* BEGIN LISTING *
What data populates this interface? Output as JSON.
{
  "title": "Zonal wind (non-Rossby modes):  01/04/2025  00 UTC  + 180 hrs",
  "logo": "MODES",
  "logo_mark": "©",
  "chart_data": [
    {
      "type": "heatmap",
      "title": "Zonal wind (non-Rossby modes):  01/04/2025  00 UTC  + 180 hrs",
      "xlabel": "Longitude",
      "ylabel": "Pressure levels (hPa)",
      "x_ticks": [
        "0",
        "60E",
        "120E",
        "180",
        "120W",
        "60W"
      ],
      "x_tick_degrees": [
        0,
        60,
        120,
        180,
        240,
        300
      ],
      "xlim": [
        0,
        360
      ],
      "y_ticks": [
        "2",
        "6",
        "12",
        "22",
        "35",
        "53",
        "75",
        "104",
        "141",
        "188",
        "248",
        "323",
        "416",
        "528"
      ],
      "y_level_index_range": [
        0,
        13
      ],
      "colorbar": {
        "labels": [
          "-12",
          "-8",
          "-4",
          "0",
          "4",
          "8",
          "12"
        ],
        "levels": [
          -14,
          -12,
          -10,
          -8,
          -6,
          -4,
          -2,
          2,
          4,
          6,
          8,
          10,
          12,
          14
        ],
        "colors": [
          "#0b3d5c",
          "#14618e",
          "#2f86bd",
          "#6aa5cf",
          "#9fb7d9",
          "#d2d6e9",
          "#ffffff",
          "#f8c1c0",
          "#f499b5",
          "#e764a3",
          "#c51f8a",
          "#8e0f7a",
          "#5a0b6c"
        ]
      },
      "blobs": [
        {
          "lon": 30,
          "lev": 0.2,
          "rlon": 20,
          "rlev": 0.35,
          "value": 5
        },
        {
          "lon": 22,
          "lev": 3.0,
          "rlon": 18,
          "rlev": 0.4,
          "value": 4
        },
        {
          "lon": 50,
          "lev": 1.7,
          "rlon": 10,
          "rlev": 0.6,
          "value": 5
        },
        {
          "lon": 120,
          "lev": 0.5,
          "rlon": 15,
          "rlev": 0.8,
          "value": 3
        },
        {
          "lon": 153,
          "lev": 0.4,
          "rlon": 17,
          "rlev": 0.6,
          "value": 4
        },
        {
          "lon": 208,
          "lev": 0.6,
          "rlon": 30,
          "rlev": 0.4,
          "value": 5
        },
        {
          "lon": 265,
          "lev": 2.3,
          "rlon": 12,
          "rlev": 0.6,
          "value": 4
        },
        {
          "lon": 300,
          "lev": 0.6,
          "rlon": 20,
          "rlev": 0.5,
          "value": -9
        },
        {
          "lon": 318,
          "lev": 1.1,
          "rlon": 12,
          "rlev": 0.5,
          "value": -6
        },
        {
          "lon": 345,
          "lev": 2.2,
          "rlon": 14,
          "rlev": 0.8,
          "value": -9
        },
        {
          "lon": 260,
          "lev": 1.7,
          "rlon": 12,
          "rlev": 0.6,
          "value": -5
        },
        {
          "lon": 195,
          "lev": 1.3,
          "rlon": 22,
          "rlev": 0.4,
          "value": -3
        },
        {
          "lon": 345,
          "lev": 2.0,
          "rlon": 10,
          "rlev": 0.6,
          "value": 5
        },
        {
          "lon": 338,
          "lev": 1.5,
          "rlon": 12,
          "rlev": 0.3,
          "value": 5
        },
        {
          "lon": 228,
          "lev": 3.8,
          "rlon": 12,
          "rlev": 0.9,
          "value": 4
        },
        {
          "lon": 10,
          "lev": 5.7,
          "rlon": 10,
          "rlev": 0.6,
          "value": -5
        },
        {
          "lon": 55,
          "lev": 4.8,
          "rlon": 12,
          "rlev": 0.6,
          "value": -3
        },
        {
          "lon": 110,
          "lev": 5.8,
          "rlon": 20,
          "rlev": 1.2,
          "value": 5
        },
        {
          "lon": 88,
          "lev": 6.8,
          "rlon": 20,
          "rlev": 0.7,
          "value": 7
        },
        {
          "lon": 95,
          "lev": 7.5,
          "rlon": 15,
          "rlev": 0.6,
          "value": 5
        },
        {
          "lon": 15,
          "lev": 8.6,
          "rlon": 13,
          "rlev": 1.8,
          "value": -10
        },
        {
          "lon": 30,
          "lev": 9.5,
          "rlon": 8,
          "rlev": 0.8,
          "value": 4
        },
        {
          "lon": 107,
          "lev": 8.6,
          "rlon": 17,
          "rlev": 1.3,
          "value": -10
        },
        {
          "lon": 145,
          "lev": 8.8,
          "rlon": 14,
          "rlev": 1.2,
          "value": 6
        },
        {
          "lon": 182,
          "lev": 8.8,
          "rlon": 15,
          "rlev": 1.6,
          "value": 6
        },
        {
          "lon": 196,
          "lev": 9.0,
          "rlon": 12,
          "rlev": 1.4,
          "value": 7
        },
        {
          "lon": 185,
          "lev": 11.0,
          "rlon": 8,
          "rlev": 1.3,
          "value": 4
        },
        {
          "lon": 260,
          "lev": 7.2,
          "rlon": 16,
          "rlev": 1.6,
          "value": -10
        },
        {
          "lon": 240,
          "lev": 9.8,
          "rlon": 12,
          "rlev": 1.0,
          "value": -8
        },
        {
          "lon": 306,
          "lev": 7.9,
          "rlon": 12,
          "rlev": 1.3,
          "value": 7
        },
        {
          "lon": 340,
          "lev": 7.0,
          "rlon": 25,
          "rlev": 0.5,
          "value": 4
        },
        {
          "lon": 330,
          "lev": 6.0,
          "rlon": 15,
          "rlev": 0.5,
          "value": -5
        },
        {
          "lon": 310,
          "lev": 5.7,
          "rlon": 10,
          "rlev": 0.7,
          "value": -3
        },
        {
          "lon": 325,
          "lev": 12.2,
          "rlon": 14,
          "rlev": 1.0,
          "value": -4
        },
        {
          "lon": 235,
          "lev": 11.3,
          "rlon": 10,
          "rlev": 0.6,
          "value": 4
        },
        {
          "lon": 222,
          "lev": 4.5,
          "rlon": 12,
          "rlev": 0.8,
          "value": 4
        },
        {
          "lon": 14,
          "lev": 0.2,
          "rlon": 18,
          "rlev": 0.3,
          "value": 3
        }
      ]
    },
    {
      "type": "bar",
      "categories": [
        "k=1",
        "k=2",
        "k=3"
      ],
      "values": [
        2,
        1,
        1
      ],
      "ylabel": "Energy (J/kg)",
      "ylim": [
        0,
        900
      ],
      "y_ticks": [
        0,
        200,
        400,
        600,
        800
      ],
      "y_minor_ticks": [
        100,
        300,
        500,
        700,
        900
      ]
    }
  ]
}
* END LISTING *
→ DO THIS: Select every line in the material above where the string "ylabel" occurs, and copy it.

→ CORRECT OUTPUT:
      "ylabel": "Pressure levels (hPa)",
      "ylabel": "Energy (J/kg)",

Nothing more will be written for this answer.